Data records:

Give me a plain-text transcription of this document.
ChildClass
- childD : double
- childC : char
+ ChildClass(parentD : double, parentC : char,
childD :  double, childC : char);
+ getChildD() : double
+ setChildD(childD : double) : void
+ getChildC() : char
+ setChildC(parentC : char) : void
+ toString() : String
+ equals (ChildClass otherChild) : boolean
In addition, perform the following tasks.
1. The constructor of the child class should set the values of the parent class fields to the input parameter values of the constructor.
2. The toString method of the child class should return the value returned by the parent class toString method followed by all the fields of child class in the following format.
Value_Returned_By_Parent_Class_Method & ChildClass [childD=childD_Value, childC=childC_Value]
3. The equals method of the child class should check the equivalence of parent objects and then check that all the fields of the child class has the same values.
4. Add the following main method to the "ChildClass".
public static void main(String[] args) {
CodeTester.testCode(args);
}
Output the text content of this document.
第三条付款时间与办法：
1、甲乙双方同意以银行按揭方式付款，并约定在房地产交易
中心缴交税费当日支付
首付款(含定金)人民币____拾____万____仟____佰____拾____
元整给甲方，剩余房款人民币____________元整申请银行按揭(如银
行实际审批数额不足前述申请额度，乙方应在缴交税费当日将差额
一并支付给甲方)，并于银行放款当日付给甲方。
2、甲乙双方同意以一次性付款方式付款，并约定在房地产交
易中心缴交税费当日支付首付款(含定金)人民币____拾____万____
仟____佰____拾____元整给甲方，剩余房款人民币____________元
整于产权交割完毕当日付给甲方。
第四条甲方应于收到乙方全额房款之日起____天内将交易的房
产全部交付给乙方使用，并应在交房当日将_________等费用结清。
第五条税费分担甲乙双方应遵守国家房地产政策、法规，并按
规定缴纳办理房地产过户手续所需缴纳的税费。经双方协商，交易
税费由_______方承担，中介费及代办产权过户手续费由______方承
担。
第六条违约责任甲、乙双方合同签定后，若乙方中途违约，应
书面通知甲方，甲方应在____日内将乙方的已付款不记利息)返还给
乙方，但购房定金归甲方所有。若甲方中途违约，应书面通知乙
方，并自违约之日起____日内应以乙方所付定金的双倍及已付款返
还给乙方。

* [What you have to do]:
Where does the word "fields" appear? Return each line that holds it.

* [Final result]:
1. The constructor of the child class should set the values of the parent class fields to the input parameter values of the constructor.
2. The toString method of the child class should return the value returned by the parent class toString method followed by all the fields of child class in the following format.
3. The equals method of the child class should check the equivalence of parent objects and then check that all the fields of the child class has the same values.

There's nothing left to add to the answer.